* STATED TASK *
Please turn the material from the line with "data-point <box>408 104 411 108</box>" up to and including the line with "data-point <box>686 148 690 152</box>" into a JSON list of strings, one string per line, with any blank lines omitted.

* RECORDS FOR THE EXERCISE *

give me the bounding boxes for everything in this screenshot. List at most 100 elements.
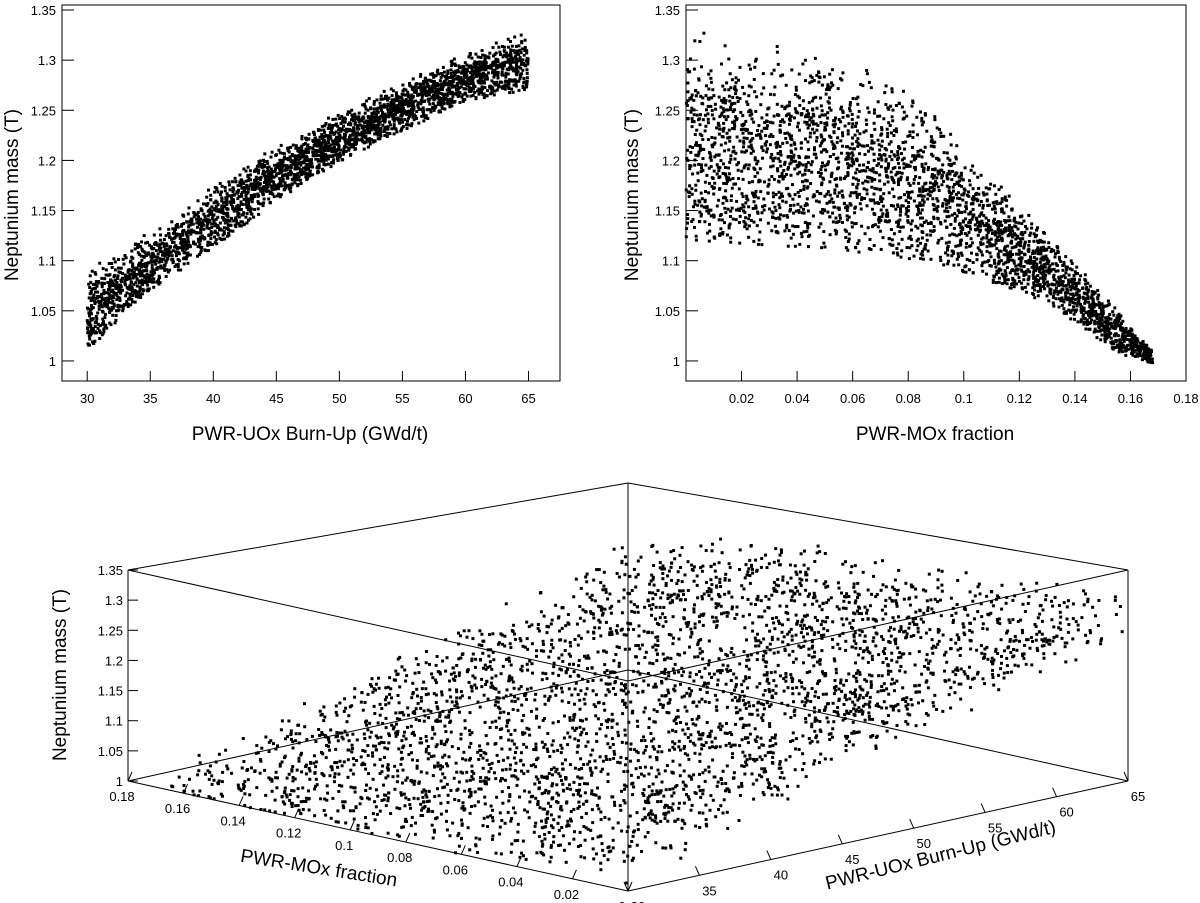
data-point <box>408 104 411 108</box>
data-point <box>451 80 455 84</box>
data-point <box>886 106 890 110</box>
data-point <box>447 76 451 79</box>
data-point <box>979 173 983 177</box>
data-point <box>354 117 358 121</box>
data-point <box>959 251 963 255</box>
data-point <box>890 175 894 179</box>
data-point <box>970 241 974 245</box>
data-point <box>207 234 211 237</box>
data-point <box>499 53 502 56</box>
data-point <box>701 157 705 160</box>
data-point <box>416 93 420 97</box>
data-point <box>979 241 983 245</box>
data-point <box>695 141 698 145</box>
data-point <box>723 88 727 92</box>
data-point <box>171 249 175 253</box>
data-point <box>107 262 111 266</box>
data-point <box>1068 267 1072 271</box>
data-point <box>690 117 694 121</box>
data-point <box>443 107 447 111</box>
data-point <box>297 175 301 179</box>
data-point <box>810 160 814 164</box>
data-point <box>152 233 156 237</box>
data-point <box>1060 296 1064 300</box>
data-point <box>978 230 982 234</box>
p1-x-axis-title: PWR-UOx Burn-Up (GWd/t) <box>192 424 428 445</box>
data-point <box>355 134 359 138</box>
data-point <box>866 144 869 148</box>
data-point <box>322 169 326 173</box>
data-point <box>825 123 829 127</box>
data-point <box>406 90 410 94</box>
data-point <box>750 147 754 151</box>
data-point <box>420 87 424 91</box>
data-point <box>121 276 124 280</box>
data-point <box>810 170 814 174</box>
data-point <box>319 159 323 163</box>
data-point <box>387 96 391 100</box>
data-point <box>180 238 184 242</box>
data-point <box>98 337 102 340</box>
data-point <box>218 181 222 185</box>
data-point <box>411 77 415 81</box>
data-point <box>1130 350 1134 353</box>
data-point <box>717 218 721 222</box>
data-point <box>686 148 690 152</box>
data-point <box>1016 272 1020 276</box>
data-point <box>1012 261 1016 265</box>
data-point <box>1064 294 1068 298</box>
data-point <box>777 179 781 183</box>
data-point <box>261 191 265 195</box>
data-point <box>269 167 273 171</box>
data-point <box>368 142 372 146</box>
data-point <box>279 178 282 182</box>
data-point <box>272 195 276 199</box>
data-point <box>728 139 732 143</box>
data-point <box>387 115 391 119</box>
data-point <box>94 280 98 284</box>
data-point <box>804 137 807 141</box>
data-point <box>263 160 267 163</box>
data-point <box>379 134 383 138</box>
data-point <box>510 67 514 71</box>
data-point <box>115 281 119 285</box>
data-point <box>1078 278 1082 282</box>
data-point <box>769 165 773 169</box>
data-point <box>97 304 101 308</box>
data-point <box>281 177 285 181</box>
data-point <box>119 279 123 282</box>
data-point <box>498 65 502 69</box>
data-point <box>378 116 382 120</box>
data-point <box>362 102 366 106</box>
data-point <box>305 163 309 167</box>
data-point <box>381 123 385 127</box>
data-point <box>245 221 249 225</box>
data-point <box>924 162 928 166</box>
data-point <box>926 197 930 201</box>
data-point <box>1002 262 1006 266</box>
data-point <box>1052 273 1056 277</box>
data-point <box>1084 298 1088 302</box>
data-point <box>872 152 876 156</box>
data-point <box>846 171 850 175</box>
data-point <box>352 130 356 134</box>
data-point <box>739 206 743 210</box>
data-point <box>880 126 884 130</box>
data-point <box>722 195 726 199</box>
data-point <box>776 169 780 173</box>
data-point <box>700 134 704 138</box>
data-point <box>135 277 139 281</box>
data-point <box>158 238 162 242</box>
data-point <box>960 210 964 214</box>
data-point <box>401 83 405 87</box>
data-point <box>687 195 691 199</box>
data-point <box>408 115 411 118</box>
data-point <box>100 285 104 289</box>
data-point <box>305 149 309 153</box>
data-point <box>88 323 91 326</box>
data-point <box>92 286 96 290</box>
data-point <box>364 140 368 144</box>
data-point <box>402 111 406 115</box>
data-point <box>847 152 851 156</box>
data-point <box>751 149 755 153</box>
==
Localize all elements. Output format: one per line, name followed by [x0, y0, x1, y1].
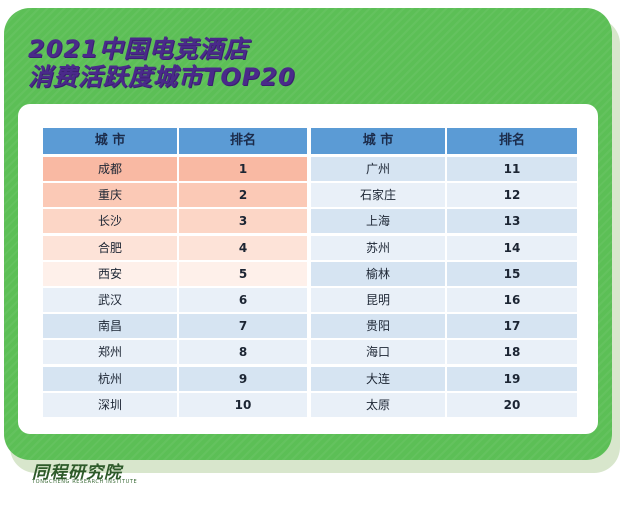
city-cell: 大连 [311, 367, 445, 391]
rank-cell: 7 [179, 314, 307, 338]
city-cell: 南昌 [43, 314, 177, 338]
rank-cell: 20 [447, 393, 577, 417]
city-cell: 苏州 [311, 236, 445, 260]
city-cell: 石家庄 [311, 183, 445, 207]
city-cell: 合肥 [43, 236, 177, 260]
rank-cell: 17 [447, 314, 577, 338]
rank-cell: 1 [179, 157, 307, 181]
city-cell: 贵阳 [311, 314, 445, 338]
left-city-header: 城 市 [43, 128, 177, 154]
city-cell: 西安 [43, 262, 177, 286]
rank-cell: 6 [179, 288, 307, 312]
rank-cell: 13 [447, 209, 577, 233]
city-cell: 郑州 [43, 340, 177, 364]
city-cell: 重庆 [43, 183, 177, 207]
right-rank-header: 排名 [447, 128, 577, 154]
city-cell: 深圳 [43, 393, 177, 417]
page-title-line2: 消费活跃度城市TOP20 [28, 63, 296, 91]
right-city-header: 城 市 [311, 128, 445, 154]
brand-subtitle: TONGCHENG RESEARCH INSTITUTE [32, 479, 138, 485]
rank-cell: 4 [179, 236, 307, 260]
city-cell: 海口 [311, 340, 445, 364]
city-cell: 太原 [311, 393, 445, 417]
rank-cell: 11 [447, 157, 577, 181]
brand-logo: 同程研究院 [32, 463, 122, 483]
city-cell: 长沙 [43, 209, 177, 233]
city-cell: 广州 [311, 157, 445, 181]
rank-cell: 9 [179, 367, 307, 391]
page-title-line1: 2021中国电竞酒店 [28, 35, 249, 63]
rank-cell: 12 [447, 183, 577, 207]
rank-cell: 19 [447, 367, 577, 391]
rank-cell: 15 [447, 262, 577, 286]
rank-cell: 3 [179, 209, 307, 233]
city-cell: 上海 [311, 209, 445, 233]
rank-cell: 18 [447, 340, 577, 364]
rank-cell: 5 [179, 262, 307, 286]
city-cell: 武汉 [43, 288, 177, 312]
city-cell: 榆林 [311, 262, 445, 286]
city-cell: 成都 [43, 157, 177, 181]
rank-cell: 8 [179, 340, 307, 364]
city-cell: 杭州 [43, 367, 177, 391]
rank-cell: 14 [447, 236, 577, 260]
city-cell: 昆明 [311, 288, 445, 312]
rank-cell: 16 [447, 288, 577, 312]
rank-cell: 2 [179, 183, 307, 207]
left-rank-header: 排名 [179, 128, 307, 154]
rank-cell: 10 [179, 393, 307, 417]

* EXERCISE ANSWER *
[
  "data-point <box>408 104 411 108</box>",
  "data-point <box>451 80 455 84</box>",
  "data-point <box>886 106 890 110</box>",
  "data-point <box>447 76 451 79</box>",
  "data-point <box>979 173 983 177</box>",
  "data-point <box>354 117 358 121</box>",
  "data-point <box>959 251 963 255</box>",
  "data-point <box>890 175 894 179</box>",
  "data-point <box>970 241 974 245</box>",
  "data-point <box>207 234 211 237</box>",
  "data-point <box>499 53 502 56</box>",
  "data-point <box>701 157 705 160</box>",
  "data-point <box>416 93 420 97</box>",
  "data-point <box>979 241 983 245</box>",
  "data-point <box>695 141 698 145</box>",
  "data-point <box>723 88 727 92</box>",
  "data-point <box>171 249 175 253</box>",
  "data-point <box>107 262 111 266</box>",
  "data-point <box>1068 267 1072 271</box>",
  "data-point <box>690 117 694 121</box>",
  "data-point <box>443 107 447 111</box>",
  "data-point <box>297 175 301 179</box>",
  "data-point <box>810 160 814 164</box>",
  "data-point <box>152 233 156 237</box>",
  "data-point <box>1060 296 1064 300</box>",
  "data-point <box>978 230 982 234</box>",
  "p1-x-axis-title: PWR-UOx Burn-Up (GWd/t) <box>192 424 428 445</box>",
  "data-point <box>355 134 359 138</box>",
  "data-point <box>866 144 869 148</box>",
  "data-point <box>322 169 326 173</box>",
  "data-point <box>825 123 829 127</box>",
  "data-point <box>406 90 410 94</box>",
  "data-point <box>750 147 754 151</box>",
  "data-point <box>420 87 424 91</box>",
  "data-point <box>121 276 124 280</box>",
  "data-point <box>810 170 814 174</box>",
  "data-point <box>319 159 323 163</box>",
  "data-point <box>387 96 391 100</box>",
  "data-point <box>180 238 184 242</box>",
  "data-point <box>98 337 102 340</box>",
  "data-point <box>218 181 222 185</box>",
  "data-point <box>411 77 415 81</box>",
  "data-point <box>1130 350 1134 353</box>",
  "data-point <box>717 218 721 222</box>",
  "data-point <box>686 148 690 152</box>"
]